Start of Material for the task

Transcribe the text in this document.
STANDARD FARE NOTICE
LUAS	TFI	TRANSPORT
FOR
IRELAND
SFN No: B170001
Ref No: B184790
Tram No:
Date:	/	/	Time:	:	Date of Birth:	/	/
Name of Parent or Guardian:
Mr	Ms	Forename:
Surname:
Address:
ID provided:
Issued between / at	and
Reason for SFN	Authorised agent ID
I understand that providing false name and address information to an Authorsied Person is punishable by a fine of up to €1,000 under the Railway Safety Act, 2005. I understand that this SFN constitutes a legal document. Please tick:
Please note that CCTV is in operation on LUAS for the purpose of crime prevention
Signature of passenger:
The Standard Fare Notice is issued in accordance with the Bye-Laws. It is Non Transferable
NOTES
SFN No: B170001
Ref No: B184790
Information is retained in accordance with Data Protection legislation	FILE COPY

End of Material for the task
Start of Material for the task

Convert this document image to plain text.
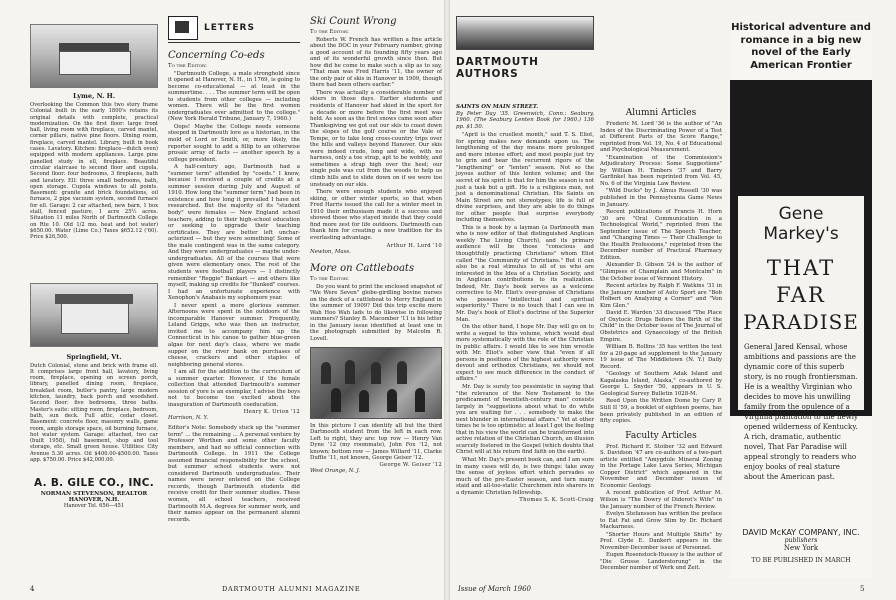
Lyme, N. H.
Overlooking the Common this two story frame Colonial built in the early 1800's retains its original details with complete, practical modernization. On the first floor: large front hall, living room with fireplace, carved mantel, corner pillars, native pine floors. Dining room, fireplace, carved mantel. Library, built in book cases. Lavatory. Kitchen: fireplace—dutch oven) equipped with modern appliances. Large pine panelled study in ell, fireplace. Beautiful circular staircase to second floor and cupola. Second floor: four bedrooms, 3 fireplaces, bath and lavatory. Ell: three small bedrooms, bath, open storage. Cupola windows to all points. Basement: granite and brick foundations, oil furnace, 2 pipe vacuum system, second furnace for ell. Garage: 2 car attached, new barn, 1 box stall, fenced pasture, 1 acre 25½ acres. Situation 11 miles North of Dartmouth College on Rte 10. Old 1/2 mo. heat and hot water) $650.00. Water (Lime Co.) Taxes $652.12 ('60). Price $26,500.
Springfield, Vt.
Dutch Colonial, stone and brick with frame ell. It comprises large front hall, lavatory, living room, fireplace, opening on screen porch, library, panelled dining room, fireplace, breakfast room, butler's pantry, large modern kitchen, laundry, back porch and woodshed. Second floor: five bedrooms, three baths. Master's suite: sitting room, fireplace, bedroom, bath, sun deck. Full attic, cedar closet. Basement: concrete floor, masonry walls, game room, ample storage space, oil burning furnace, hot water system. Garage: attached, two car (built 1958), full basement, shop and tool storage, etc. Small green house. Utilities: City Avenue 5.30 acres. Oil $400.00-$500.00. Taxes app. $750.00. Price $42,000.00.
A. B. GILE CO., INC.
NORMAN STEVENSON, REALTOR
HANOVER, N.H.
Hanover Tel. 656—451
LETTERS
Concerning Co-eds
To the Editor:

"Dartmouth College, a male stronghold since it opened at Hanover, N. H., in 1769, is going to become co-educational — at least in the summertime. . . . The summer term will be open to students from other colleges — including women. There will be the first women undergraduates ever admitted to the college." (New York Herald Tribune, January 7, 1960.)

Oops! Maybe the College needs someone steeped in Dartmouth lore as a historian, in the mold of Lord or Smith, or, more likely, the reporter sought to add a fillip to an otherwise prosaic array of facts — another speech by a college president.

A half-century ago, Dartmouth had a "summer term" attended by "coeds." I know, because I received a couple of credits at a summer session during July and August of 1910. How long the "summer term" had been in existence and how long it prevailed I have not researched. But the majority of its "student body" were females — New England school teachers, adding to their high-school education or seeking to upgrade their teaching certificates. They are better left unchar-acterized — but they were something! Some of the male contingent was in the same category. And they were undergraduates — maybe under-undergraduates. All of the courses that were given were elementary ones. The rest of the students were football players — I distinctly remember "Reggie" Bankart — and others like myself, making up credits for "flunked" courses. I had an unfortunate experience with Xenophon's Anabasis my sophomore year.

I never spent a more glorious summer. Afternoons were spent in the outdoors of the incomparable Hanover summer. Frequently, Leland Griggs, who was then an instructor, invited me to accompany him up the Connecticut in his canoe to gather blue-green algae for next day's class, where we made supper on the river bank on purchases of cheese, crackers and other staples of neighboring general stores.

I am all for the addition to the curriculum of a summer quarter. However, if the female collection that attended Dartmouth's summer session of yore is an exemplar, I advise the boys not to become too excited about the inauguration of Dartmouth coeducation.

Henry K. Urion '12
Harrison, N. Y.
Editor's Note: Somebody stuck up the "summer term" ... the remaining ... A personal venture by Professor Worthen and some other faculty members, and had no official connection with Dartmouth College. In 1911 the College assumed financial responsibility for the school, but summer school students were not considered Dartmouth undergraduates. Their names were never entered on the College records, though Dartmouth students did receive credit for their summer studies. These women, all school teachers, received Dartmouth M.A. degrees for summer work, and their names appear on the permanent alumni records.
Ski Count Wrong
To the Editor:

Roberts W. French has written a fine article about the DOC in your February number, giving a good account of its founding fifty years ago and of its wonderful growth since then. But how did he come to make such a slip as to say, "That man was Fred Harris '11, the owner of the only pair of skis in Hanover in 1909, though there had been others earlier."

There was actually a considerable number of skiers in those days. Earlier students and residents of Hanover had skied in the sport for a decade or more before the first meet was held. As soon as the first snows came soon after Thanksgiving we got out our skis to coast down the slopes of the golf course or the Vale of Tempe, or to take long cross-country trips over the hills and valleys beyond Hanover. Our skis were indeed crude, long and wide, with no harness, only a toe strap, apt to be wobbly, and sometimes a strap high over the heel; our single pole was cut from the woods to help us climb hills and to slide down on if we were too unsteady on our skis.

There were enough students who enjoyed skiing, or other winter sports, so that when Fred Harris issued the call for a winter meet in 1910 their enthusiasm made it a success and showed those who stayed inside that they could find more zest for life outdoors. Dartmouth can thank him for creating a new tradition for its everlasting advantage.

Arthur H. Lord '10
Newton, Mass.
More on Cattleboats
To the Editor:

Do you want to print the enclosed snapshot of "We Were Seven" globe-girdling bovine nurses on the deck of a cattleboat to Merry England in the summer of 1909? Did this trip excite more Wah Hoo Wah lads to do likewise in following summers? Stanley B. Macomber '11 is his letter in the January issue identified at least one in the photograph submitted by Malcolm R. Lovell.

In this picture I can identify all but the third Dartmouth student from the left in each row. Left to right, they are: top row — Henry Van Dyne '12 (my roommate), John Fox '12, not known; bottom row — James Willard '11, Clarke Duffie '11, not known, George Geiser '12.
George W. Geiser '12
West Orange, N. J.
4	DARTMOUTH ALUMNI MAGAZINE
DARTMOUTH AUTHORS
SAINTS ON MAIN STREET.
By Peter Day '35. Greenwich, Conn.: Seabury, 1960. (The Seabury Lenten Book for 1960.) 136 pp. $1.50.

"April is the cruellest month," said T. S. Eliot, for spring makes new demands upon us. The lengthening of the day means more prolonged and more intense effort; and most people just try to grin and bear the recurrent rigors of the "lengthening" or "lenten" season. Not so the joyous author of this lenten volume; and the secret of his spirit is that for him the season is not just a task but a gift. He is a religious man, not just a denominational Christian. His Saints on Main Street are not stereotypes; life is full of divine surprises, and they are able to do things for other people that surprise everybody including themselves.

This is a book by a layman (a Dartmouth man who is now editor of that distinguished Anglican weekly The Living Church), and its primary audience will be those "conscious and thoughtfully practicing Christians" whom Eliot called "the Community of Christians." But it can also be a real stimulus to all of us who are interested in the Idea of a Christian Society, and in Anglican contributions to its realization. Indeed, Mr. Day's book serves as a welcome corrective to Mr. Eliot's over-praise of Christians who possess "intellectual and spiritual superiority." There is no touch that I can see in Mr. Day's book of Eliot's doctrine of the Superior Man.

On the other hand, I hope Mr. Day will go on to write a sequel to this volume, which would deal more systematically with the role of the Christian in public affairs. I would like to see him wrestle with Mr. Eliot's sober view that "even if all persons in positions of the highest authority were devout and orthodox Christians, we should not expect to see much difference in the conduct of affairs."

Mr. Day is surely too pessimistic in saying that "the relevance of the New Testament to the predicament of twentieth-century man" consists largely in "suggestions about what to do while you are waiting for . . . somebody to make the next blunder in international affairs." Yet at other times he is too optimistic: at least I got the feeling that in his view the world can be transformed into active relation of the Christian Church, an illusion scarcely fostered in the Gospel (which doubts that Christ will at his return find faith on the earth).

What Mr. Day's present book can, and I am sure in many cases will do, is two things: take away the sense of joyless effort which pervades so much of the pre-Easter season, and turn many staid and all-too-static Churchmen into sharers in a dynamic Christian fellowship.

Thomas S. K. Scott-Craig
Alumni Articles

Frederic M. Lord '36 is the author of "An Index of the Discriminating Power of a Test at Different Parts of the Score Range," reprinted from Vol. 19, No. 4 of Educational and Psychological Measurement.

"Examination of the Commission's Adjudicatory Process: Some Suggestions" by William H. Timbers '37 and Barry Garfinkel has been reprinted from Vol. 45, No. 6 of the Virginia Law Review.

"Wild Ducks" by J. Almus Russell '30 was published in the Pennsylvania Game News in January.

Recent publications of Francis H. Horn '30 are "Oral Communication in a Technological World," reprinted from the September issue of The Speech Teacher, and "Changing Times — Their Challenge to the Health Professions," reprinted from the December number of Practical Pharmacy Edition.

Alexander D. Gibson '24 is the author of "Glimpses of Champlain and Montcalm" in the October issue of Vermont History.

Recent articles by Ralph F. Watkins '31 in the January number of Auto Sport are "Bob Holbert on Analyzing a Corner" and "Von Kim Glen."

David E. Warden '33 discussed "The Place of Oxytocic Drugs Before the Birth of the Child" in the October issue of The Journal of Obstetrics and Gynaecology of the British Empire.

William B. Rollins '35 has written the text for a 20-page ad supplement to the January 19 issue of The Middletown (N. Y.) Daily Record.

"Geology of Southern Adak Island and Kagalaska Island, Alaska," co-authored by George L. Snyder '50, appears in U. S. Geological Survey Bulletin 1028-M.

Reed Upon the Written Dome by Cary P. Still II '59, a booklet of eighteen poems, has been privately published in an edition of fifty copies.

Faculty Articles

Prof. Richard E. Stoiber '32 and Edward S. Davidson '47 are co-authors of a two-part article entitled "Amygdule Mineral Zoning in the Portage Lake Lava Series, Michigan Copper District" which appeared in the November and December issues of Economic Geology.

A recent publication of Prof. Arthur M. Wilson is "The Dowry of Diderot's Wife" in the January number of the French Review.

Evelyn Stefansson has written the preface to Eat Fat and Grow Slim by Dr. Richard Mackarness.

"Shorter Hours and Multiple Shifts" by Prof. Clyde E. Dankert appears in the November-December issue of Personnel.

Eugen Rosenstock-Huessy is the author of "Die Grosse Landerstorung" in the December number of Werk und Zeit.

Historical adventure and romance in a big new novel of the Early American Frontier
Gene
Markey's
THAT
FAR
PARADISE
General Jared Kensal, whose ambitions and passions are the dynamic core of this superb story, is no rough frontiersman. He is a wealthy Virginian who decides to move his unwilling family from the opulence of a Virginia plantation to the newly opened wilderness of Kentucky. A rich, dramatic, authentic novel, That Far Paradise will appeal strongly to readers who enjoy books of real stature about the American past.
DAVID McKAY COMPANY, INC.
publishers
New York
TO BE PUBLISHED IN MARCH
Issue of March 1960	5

End of Material for the task
Start of Material for the task

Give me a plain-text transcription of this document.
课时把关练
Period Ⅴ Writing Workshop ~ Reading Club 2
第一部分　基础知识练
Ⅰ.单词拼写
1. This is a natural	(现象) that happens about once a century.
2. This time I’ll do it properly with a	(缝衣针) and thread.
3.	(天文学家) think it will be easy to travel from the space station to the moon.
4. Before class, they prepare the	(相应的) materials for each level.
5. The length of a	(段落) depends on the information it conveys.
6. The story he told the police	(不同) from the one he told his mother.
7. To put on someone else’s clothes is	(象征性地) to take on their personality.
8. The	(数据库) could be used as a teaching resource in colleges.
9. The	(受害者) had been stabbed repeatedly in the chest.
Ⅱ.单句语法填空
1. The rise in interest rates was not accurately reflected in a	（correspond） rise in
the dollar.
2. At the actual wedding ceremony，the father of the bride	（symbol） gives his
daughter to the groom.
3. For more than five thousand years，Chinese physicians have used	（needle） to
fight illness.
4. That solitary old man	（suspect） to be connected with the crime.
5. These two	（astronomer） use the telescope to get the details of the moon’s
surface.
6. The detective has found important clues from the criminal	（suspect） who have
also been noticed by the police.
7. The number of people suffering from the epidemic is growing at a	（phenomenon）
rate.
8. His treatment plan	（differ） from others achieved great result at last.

End of Material for the task

- **What you should do**:
Filter lines by "Geology" and return each hit.

- **Answer to this task**:
"Geology of Southern Adak Island and Kagalaska Island, Alaska," co-authored by George L. Snyder '50, appears in U. S. Geological Survey Bulletin 1028-M.
Prof. Richard E. Stoiber '32 and Edward S. Davidson '47 are co-authors of a two-part article entitled "Amygdule Mineral Zoning in the Portage Lake Lava Series, Michigan Copper District" which appeared in the November and December issues of Economic Geology.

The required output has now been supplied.